** Start DATA TO USE **

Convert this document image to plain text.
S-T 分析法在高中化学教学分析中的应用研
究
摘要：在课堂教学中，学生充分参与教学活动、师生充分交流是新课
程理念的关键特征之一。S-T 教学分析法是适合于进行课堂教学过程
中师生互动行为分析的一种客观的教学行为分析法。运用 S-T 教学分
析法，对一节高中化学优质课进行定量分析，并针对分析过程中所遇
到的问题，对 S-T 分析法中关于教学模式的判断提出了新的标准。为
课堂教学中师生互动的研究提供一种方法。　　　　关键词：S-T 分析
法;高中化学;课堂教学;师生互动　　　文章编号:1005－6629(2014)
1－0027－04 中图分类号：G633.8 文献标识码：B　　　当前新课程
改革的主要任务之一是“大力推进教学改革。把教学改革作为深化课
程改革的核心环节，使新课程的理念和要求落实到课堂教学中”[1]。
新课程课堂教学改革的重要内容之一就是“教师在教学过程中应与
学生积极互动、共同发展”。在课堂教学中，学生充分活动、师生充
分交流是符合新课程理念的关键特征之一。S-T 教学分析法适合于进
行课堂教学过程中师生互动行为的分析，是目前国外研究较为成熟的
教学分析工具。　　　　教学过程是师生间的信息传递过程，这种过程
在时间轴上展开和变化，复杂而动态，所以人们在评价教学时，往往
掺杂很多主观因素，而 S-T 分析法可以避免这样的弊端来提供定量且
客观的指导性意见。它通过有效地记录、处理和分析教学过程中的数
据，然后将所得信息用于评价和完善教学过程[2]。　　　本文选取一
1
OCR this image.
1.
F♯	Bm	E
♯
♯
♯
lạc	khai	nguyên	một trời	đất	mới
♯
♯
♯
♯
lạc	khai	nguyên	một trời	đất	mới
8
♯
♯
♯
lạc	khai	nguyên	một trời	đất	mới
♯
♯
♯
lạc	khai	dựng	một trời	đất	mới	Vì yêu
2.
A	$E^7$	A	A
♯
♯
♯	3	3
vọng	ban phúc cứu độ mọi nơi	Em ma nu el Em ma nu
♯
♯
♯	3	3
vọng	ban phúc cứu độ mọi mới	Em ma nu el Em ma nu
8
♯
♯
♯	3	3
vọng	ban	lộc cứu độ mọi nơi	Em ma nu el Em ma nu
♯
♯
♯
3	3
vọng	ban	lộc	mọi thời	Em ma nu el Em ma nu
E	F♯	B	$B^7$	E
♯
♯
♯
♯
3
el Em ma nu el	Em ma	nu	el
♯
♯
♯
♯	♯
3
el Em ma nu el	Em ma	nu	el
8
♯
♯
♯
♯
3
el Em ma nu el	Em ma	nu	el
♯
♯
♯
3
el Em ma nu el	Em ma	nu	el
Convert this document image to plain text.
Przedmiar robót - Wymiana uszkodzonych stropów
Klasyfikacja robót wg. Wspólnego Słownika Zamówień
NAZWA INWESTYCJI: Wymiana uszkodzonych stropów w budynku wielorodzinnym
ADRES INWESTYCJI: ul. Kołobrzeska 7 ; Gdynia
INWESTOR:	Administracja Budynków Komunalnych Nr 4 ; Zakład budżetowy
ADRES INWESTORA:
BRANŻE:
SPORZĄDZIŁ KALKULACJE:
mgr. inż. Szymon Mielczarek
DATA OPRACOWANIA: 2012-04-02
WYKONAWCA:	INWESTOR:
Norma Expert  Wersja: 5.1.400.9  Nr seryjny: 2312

** End DATA TO USE **

Please output the complete data exactly.

Convert this document image to plain text.
S-T 分析法在高中化学教学分析中的应用研
究
摘要：在课堂教学中，学生充分参与教学活动、师生充分交流是新课
程理念的关键特征之一。S-T 教学分析法是适合于进行课堂教学过程
中师生互动行为分析的一种客观的教学行为分析法。运用 S-T 教学分
析法，对一节高中化学优质课进行定量分析，并针对分析过程中所遇
到的问题，对 S-T 分析法中关于教学模式的判断提出了新的标准。为
课堂教学中师生互动的研究提供一种方法。　　　　关键词：S-T 分析
法;高中化学;课堂教学;师生互动　　　文章编号:1005－6629(2014)
1－0027－04 中图分类号：G633.8 文献标识码：B　　　当前新课程
改革的主要任务之一是“大力推进教学改革。把教学改革作为深化课
程改革的核心环节，使新课程的理念和要求落实到课堂教学中”[1]。
新课程课堂教学改革的重要内容之一就是“教师在教学过程中应与
学生积极互动、共同发展”。在课堂教学中，学生充分活动、师生充
分交流是符合新课程理念的关键特征之一。S-T 教学分析法适合于进
行课堂教学过程中师生互动行为的分析，是目前国外研究较为成熟的
教学分析工具。　　　　教学过程是师生间的信息传递过程，这种过程
在时间轴上展开和变化，复杂而动态，所以人们在评价教学时，往往
掺杂很多主观因素，而 S-T 分析法可以避免这样的弊端来提供定量且
客观的指导性意见。它通过有效地记录、处理和分析教学过程中的数
据，然后将所得信息用于评价和完善教学过程[2]。　　　本文选取一
1
OCR this image.
1.
F♯	Bm	E
♯
♯
♯
lạc	khai	nguyên	một trời	đất	mới
♯
♯
♯
♯
lạc	khai	nguyên	một trời	đất	mới
8
♯
♯
♯
lạc	khai	nguyên	một trời	đất	mới
♯
♯
♯
lạc	khai	dựng	một trời	đất	mới	Vì yêu
2.
A	$E^7$	A	A
♯
♯
♯	3	3
vọng	ban phúc cứu độ mọi nơi	Em ma nu el Em ma nu
♯
♯
♯	3	3
vọng	ban phúc cứu độ mọi mới	Em ma nu el Em ma nu
8
♯
♯
♯	3	3
vọng	ban	lộc cứu độ mọi nơi	Em ma nu el Em ma nu
♯
♯
♯
3	3
vọng	ban	lộc	mọi thời	Em ma nu el Em ma nu
E	F♯	B	$B^7$	E
♯
♯
♯
♯
3
el Em ma nu el	Em ma	nu	el
♯
♯
♯
♯	♯
3
el Em ma nu el	Em ma	nu	el
8
♯
♯
♯
♯
3
el Em ma nu el	Em ma	nu	el
♯
♯
♯
3
el Em ma nu el	Em ma	nu	el
Convert this document image to plain text.
Przedmiar robót - Wymiana uszkodzonych stropów
Klasyfikacja robót wg. Wspólnego Słownika Zamówień
NAZWA INWESTYCJI: Wymiana uszkodzonych stropów w budynku wielorodzinnym
ADRES INWESTYCJI: ul. Kołobrzeska 7 ; Gdynia
INWESTOR:	Administracja Budynków Komunalnych Nr 4 ; Zakład budżetowy
ADRES INWESTORA:
BRANŻE:
SPORZĄDZIŁ KALKULACJE:
mgr. inż. Szymon Mielczarek
DATA OPRACOWANIA: 2012-04-02
WYKONAWCA:	INWESTOR:
Norma Expert  Wersja: 5.1.400.9  Nr seryjny: 2312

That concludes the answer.